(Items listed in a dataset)
## Start

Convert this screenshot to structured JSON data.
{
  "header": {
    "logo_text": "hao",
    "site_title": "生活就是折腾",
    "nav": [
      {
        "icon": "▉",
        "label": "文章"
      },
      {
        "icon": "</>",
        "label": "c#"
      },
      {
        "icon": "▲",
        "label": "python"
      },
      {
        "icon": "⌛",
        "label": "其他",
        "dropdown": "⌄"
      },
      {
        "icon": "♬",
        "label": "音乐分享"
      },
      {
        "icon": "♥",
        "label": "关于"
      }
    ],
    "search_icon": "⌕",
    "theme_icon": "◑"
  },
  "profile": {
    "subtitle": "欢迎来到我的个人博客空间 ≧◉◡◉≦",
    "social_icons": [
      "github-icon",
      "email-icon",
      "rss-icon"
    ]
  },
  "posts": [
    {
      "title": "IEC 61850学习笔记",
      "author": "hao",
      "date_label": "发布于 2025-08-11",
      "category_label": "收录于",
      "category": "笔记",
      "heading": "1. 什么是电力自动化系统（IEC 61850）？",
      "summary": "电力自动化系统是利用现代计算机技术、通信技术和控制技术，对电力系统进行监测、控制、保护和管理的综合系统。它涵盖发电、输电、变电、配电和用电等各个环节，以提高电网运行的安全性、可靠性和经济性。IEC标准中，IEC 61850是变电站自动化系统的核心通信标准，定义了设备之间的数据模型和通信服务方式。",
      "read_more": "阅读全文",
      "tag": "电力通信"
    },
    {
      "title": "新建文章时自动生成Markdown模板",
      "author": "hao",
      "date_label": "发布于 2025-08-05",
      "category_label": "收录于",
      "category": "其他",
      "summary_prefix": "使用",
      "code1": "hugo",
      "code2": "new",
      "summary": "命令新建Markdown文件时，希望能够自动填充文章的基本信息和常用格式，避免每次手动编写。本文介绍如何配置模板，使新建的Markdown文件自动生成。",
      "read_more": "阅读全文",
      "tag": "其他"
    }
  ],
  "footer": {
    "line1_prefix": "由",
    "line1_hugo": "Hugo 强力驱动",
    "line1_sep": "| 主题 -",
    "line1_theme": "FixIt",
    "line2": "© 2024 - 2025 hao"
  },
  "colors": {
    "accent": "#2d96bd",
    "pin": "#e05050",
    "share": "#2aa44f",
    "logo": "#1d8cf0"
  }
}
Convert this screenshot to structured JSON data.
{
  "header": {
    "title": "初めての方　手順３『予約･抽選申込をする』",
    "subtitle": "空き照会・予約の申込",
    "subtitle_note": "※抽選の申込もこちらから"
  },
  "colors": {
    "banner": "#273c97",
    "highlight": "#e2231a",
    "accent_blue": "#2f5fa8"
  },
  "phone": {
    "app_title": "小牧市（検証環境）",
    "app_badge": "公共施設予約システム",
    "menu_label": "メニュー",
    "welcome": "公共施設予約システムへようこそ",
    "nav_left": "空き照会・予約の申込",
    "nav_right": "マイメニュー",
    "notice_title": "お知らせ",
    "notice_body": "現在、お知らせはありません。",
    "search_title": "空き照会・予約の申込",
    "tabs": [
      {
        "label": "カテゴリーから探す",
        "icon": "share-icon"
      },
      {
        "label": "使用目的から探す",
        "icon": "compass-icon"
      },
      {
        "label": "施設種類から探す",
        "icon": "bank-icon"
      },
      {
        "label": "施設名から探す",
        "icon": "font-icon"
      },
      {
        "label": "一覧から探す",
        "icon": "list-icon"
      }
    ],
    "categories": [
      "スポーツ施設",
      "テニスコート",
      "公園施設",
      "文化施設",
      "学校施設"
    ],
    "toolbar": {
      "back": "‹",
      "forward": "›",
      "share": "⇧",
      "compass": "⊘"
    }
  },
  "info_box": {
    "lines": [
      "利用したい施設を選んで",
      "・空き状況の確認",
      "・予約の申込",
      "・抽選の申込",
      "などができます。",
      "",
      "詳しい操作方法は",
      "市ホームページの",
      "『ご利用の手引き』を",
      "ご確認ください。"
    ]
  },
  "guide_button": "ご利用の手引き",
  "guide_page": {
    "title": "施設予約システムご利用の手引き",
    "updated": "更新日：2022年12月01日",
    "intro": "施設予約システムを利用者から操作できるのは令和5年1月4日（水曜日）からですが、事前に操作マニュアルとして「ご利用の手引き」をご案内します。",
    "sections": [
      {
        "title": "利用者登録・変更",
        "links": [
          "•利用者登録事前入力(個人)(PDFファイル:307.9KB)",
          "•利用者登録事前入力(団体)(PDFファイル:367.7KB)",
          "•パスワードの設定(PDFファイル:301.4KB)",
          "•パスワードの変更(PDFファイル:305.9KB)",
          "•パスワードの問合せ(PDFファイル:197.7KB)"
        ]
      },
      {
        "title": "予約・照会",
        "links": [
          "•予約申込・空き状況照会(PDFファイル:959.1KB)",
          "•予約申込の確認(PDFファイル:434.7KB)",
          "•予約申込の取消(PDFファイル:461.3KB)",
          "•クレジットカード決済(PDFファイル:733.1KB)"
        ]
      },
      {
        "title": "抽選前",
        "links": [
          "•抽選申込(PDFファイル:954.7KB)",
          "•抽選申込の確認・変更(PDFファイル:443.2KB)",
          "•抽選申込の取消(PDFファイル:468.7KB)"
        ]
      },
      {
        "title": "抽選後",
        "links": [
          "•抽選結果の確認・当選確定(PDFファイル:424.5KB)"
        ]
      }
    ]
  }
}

## End

All of the records must be repeated exactly.

WRITTEN SOLUTION
Convert this screenshot to structured JSON data.
{
  "header": {
    "logo_text": "hao",
    "site_title": "生活就是折腾",
    "nav": [
      {
        "icon": "▉",
        "label": "文章"
      },
      {
        "icon": "</>",
        "label": "c#"
      },
      {
        "icon": "▲",
        "label": "python"
      },
      {
        "icon": "⌛",
        "label": "其他",
        "dropdown": "⌄"
      },
      {
        "icon": "♬",
        "label": "音乐分享"
      },
      {
        "icon": "♥",
        "label": "关于"
      }
    ],
    "search_icon": "⌕",
    "theme_icon": "◑"
  },
  "profile": {
    "subtitle": "欢迎来到我的个人博客空间 ≧◉◡◉≦",
    "social_icons": [
      "github-icon",
      "email-icon",
      "rss-icon"
    ]
  },
  "posts": [
    {
      "title": "IEC 61850学习笔记",
      "author": "hao",
      "date_label": "发布于 2025-08-11",
      "category_label": "收录于",
      "category": "笔记",
      "heading": "1. 什么是电力自动化系统（IEC 61850）？",
      "summary": "电力自动化系统是利用现代计算机技术、通信技术和控制技术，对电力系统进行监测、控制、保护和管理的综合系统。它涵盖发电、输电、变电、配电和用电等各个环节，以提高电网运行的安全性、可靠性和经济性。IEC标准中，IEC 61850是变电站自动化系统的核心通信标准，定义了设备之间的数据模型和通信服务方式。",
      "read_more": "阅读全文",
      "tag": "电力通信"
    },
    {
      "title": "新建文章时自动生成Markdown模板",
      "author": "hao",
      "date_label": "发布于 2025-08-05",
      "category_label": "收录于",
      "category": "其他",
      "summary_prefix": "使用",
      "code1": "hugo",
      "code2": "new",
      "summary": "命令新建Markdown文件时，希望能够自动填充文章的基本信息和常用格式，避免每次手动编写。本文介绍如何配置模板，使新建的Markdown文件自动生成。",
      "read_more": "阅读全文",
      "tag": "其他"
    }
  ],
  "footer": {
    "line1_prefix": "由",
    "line1_hugo": "Hugo 强力驱动",
    "line1_sep": "| 主题 -",
    "line1_theme": "FixIt",
    "line2": "© 2024 - 2025 hao"
  },
  "colors": {
    "accent": "#2d96bd",
    "pin": "#e05050",
    "share": "#2aa44f",
    "logo": "#1d8cf0"
  }
}
Convert this screenshot to structured JSON data.
{
  "header": {
    "title": "初めての方　手順３『予約･抽選申込をする』",
    "subtitle": "空き照会・予約の申込",
    "subtitle_note": "※抽選の申込もこちらから"
  },
  "colors": {
    "banner": "#273c97",
    "highlight": "#e2231a",
    "accent_blue": "#2f5fa8"
  },
  "phone": {
    "app_title": "小牧市（検証環境）",
    "app_badge": "公共施設予約システム",
    "menu_label": "メニュー",
    "welcome": "公共施設予約システムへようこそ",
    "nav_left": "空き照会・予約の申込",
    "nav_right": "マイメニュー",
    "notice_title": "お知らせ",
    "notice_body": "現在、お知らせはありません。",
    "search_title": "空き照会・予約の申込",
    "tabs": [
      {
        "label": "カテゴリーから探す",
        "icon": "share-icon"
      },
      {
        "label": "使用目的から探す",
        "icon": "compass-icon"
      },
      {
        "label": "施設種類から探す",
        "icon": "bank-icon"
      },
      {
        "label": "施設名から探す",
        "icon": "font-icon"
      },
      {
        "label": "一覧から探す",
        "icon": "list-icon"
      }
    ],
    "categories": [
      "スポーツ施設",
      "テニスコート",
      "公園施設",
      "文化施設",
      "学校施設"
    ],
    "toolbar": {
      "back": "‹",
      "forward": "›",
      "share": "⇧",
      "compass": "⊘"
    }
  },
  "info_box": {
    "lines": [
      "利用したい施設を選んで",
      "・空き状況の確認",
      "・予約の申込",
      "・抽選の申込",
      "などができます。",
      "",
      "詳しい操作方法は",
      "市ホームページの",
      "『ご利用の手引き』を",
      "ご確認ください。"
    ]
  },
  "guide_button": "ご利用の手引き",
  "guide_page": {
    "title": "施設予約システムご利用の手引き",
    "updated": "更新日：2022年12月01日",
    "intro": "施設予約システムを利用者から操作できるのは令和5年1月4日（水曜日）からですが、事前に操作マニュアルとして「ご利用の手引き」をご案内します。",
    "sections": [
      {
        "title": "利用者登録・変更",
        "links": [
          "•利用者登録事前入力(個人)(PDFファイル:307.9KB)",
          "•利用者登録事前入力(団体)(PDFファイル:367.7KB)",
          "•パスワードの設定(PDFファイル:301.4KB)",
          "•パスワードの変更(PDFファイル:305.9KB)",
          "•パスワードの問合せ(PDFファイル:197.7KB)"
        ]
      },
      {
        "title": "予約・照会",
        "links": [
          "•予約申込・空き状況照会(PDFファイル:959.1KB)",
          "•予約申込の確認(PDFファイル:434.7KB)",
          "•予約申込の取消(PDFファイル:461.3KB)",
          "•クレジットカード決済(PDFファイル:733.1KB)"
        ]
      },
      {
        "title": "抽選前",
        "links": [
          "•抽選申込(PDFファイル:954.7KB)",
          "•抽選申込の確認・変更(PDFファイル:443.2KB)",
          "•抽選申込の取消(PDFファイル:468.7KB)"
        ]
      },
      {
        "title": "抽選後",
        "links": [
          "•抽選結果の確認・当選確定(PDFファイル:424.5KB)"
        ]
      }
    ]
  }
}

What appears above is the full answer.